[Data excerpts]
>>
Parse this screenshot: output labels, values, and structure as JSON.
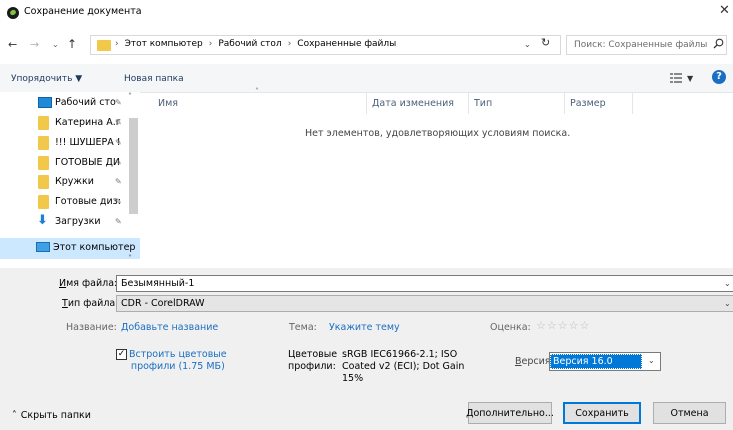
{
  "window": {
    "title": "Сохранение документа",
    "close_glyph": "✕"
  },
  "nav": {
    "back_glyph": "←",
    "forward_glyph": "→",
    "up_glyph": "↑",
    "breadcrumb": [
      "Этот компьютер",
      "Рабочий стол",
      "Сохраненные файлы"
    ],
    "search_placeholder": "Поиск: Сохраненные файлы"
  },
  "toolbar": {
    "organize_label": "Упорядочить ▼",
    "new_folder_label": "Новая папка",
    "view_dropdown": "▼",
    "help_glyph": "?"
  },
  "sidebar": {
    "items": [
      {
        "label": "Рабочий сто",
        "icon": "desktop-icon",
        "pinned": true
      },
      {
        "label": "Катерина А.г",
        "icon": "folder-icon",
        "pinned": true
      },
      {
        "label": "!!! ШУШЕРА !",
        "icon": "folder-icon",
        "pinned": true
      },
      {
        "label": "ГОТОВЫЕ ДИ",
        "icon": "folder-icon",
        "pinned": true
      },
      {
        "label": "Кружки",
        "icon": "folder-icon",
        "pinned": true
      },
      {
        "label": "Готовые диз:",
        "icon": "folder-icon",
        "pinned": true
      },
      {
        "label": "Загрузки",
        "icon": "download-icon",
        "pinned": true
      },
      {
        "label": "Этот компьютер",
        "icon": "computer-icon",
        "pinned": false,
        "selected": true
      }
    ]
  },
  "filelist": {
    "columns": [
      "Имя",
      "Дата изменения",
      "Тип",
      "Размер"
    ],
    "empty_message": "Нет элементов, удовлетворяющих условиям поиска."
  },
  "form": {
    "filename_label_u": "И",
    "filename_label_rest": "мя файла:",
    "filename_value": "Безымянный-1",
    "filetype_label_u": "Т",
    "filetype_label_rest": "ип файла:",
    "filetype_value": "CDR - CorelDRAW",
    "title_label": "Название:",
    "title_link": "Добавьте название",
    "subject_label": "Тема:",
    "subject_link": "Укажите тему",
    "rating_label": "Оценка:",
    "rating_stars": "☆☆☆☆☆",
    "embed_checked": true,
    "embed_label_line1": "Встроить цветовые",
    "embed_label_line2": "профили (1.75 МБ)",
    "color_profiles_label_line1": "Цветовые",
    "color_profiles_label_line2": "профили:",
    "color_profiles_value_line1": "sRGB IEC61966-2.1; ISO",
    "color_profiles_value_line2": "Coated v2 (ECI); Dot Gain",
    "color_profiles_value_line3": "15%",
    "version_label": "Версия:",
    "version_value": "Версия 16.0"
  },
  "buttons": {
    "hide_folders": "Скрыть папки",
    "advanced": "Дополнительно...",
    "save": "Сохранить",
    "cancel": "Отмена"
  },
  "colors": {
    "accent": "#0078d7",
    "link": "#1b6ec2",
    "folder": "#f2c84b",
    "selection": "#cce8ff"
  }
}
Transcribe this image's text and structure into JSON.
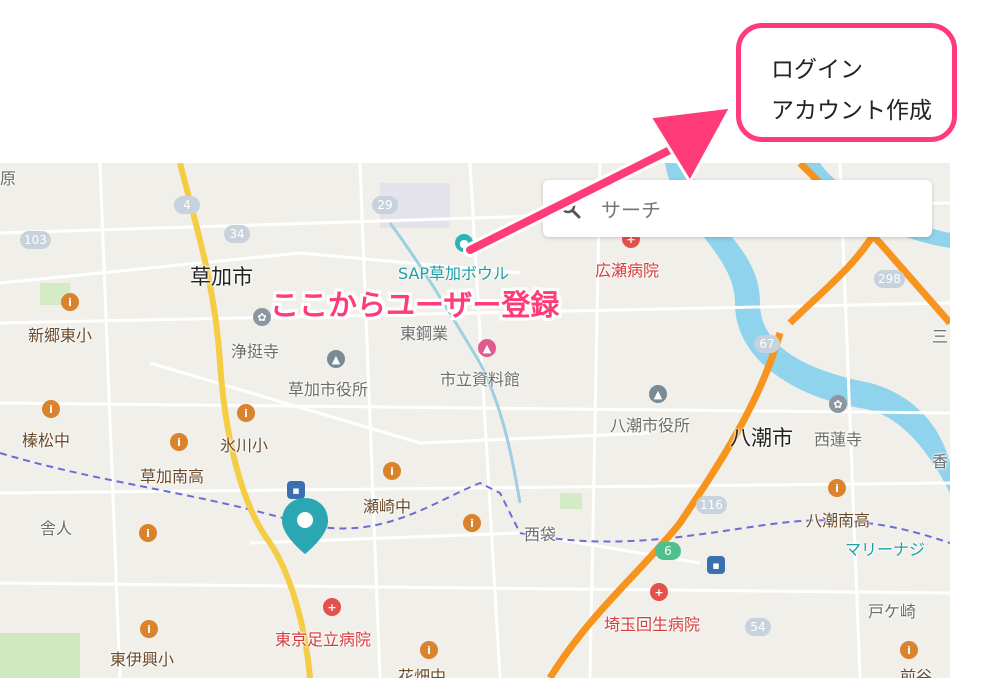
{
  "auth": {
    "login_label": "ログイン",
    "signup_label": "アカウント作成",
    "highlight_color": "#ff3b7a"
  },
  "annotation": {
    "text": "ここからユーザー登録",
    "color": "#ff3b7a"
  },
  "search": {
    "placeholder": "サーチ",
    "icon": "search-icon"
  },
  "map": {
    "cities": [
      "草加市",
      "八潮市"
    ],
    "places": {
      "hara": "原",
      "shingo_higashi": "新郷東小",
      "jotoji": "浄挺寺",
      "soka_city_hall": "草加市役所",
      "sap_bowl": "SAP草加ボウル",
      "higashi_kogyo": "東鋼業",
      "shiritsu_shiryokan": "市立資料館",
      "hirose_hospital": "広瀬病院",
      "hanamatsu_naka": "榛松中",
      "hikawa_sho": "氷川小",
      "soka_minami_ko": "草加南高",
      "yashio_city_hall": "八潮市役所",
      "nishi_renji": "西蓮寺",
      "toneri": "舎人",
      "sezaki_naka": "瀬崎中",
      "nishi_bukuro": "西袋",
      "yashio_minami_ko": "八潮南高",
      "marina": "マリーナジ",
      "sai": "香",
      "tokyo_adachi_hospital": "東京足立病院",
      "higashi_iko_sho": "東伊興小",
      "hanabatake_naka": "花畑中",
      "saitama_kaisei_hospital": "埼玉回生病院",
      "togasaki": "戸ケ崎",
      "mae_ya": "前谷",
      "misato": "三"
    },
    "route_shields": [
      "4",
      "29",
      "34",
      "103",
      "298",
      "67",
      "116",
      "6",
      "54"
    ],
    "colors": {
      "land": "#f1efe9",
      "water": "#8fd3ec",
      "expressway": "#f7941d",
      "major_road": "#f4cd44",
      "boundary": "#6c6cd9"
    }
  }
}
<<
>>
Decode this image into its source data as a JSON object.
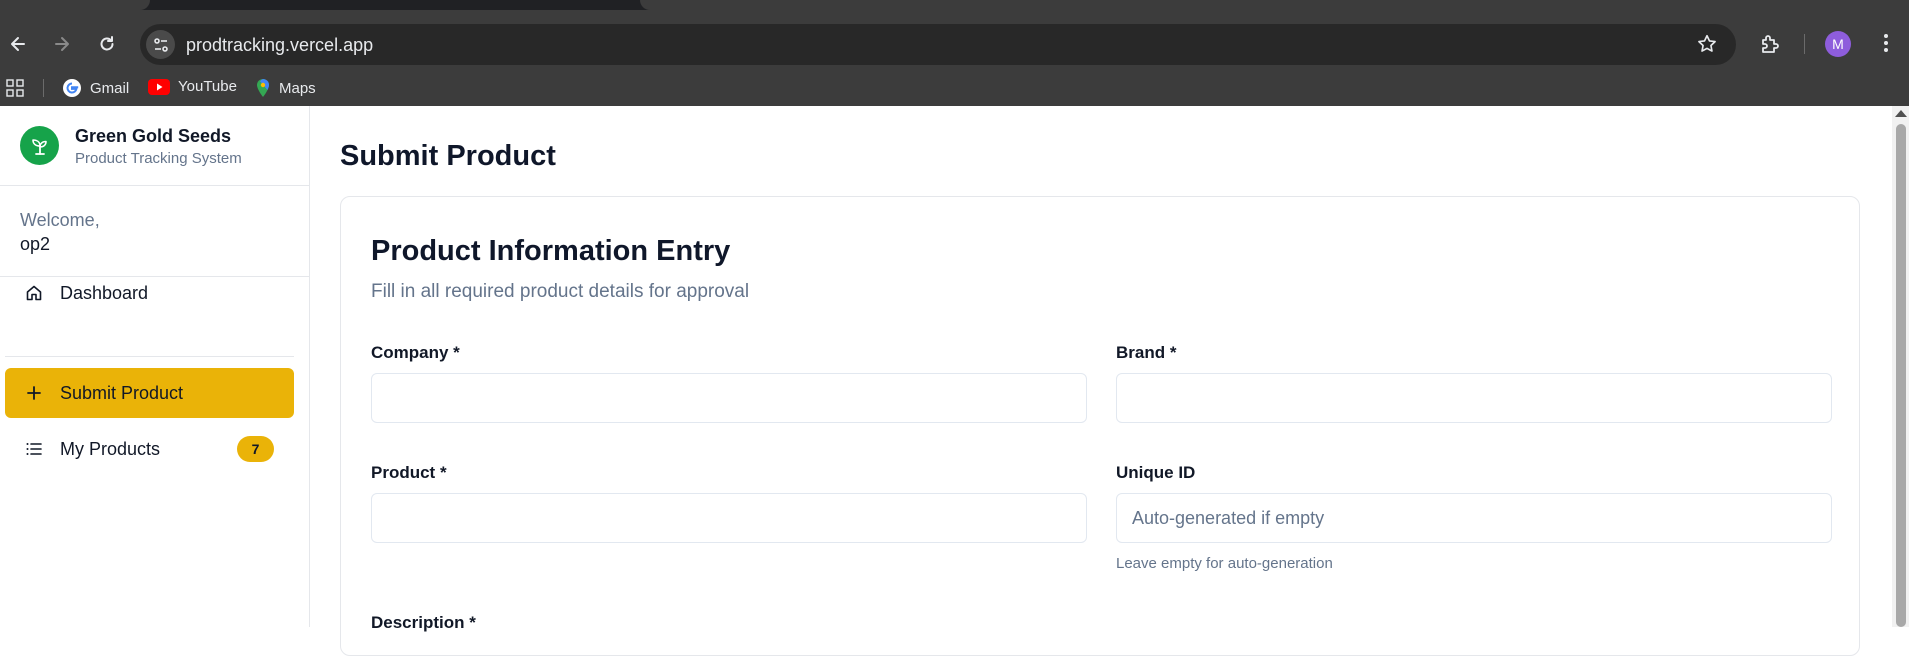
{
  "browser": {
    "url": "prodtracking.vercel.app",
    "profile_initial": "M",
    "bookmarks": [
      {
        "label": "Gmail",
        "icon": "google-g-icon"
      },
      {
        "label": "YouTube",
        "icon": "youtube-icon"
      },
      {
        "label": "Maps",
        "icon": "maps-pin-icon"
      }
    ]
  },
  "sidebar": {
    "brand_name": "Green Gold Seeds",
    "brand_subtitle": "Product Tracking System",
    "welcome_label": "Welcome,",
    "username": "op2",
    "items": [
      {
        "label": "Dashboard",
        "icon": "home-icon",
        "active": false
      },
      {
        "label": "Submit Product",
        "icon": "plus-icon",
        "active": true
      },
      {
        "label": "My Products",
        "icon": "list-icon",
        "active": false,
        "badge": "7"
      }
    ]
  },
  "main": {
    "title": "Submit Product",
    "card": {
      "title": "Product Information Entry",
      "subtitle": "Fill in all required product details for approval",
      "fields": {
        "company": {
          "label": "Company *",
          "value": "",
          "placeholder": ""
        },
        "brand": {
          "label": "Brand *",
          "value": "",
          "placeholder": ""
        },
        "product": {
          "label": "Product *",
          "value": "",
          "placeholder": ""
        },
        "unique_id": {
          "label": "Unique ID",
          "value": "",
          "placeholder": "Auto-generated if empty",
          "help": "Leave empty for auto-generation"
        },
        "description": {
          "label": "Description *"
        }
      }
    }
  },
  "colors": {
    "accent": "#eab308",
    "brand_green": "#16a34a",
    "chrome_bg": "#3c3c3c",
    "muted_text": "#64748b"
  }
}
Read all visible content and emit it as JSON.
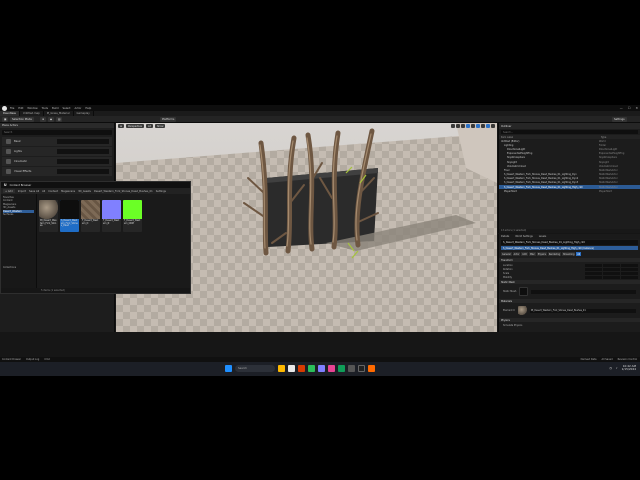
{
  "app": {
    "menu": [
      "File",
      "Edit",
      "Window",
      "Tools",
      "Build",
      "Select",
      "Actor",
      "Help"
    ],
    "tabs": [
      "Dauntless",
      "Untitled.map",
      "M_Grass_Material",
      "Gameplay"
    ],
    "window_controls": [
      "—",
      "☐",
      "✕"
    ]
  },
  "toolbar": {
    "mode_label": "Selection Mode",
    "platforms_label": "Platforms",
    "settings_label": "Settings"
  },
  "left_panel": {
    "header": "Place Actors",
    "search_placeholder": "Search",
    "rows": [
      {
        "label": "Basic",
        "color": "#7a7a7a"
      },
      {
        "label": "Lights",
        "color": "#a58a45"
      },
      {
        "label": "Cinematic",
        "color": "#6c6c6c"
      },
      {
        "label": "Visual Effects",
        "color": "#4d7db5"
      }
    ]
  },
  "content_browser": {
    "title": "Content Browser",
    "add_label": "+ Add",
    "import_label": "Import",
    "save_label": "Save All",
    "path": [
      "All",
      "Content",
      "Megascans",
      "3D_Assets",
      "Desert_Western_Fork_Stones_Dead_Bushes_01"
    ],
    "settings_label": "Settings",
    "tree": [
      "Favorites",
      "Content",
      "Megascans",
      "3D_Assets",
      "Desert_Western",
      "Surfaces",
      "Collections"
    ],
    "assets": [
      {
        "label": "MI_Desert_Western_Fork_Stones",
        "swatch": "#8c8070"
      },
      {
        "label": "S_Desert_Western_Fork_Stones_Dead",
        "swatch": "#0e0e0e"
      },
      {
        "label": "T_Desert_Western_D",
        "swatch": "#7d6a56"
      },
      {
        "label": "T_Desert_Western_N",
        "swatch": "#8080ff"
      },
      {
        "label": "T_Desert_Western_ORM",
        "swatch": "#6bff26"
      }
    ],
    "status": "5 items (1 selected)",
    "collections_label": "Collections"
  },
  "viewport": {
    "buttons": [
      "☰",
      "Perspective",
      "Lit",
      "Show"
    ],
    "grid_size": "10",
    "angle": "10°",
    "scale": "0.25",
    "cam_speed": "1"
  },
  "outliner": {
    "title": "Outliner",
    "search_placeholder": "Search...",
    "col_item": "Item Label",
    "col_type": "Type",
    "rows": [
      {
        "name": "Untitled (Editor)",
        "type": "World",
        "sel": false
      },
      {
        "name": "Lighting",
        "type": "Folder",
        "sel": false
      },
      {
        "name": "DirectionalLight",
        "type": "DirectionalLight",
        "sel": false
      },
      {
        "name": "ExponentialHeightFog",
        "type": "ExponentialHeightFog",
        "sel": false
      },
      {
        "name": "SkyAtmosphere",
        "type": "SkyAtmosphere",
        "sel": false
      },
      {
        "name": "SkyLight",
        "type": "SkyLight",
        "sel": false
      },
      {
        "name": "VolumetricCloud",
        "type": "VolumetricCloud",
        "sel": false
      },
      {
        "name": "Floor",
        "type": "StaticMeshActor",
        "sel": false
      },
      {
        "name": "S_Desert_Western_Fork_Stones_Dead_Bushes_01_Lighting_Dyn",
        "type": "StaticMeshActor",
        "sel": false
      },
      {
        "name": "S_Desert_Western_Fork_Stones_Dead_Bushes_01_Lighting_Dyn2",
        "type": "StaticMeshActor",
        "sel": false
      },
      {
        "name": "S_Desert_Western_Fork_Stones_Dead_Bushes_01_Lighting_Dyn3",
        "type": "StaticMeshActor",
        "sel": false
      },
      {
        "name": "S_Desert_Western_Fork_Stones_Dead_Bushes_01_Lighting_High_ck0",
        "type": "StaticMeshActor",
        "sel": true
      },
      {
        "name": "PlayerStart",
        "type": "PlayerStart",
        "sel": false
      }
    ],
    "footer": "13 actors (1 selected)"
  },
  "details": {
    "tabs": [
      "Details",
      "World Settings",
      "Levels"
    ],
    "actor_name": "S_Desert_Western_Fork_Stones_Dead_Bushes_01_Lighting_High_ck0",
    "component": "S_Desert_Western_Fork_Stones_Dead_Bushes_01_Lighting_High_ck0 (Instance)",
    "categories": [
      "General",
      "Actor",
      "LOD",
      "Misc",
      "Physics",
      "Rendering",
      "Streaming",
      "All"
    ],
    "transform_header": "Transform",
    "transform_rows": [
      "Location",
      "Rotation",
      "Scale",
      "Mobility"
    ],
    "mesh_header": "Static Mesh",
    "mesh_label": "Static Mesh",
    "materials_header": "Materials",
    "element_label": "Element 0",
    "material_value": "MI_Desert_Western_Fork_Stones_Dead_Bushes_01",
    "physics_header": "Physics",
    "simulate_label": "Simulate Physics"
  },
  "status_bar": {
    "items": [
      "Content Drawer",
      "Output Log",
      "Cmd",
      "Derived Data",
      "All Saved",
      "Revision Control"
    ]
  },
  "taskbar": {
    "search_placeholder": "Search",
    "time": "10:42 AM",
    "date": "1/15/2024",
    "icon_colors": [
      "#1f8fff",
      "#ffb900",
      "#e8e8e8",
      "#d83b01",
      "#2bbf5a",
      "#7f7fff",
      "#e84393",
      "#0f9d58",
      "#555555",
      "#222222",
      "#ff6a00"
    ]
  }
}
<<
>>
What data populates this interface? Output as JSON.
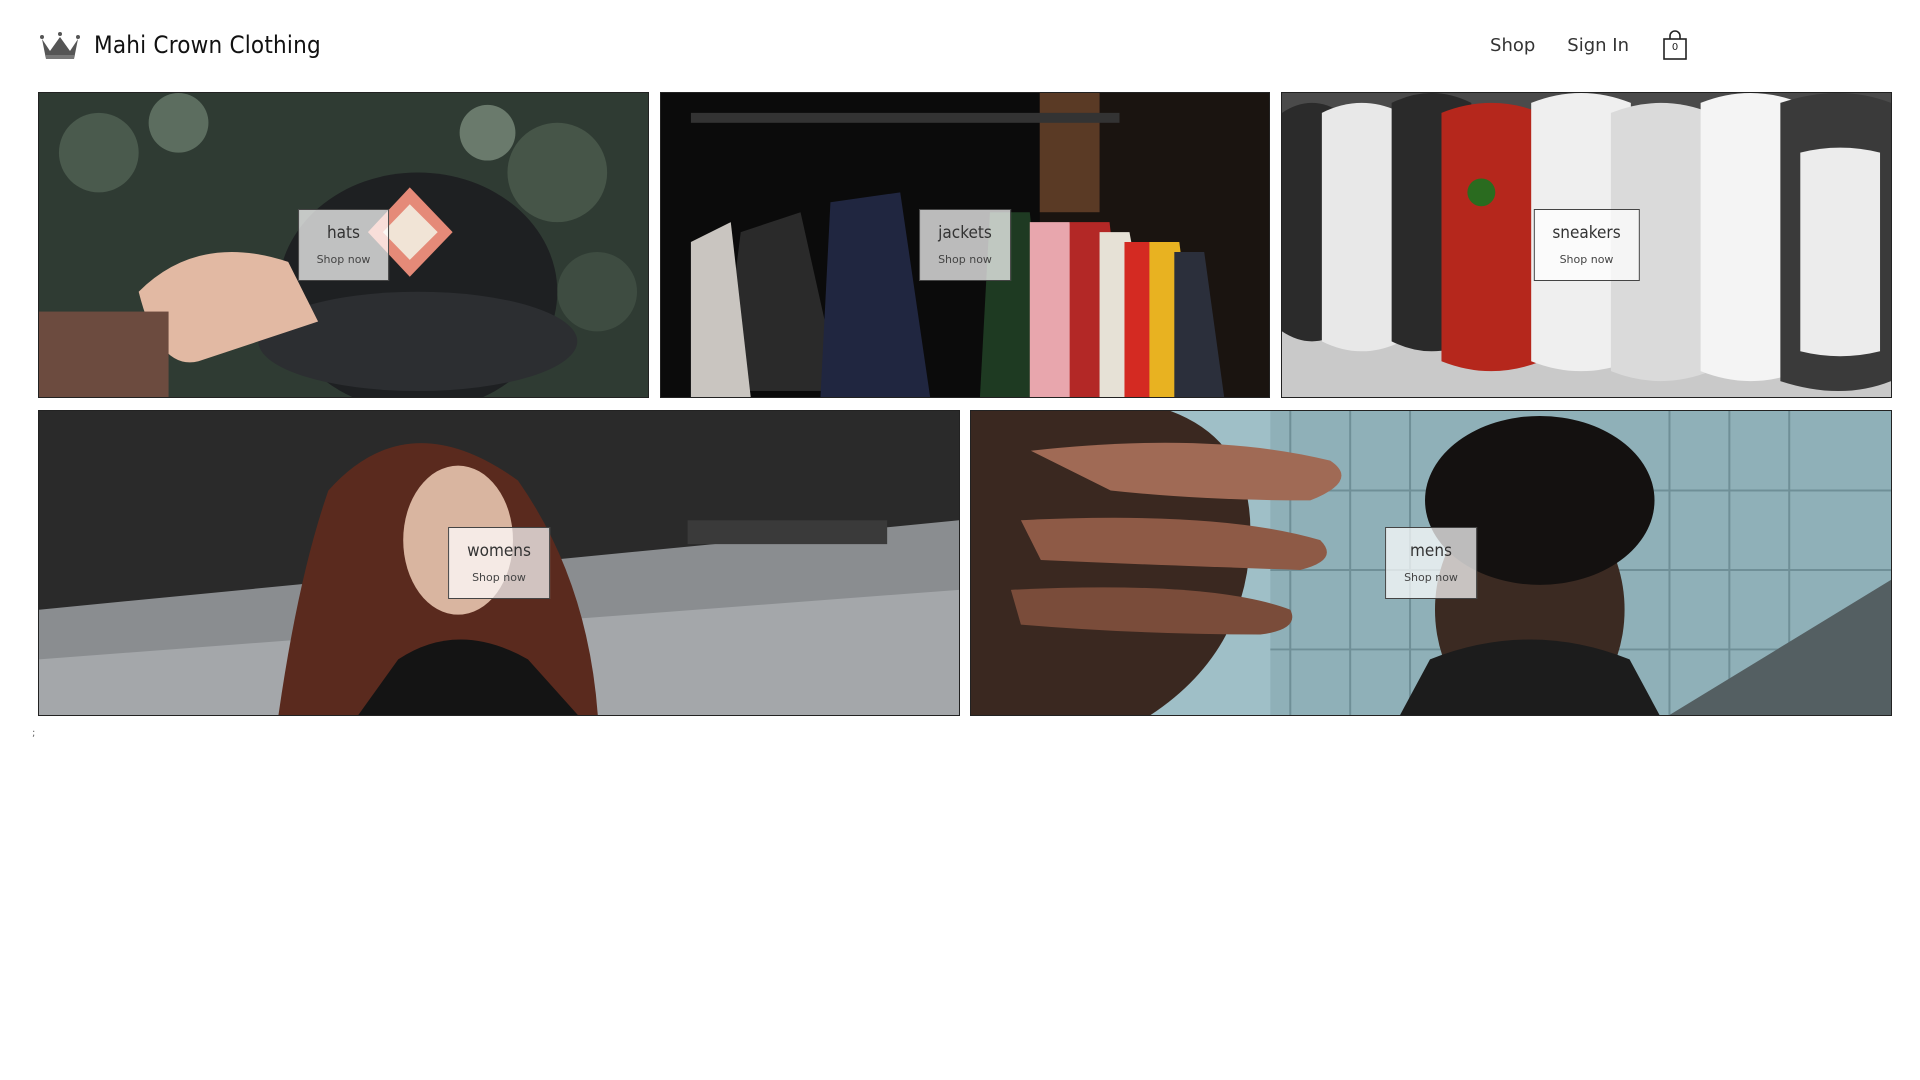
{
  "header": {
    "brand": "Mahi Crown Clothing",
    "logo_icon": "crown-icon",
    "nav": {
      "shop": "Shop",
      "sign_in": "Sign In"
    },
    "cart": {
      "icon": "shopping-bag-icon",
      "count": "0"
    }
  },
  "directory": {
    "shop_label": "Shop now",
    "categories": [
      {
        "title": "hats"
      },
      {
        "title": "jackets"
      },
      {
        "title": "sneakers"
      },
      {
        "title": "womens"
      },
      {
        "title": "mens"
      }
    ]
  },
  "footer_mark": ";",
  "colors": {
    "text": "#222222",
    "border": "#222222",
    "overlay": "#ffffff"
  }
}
<<
§ TO BE DONE
Search the lines for the string "selected" and copy every line that has it.

§ FINAL RESULT
        "selected": true
    "status": "5 items (1 selected)",
    "footer": "13 actors (1 selected)"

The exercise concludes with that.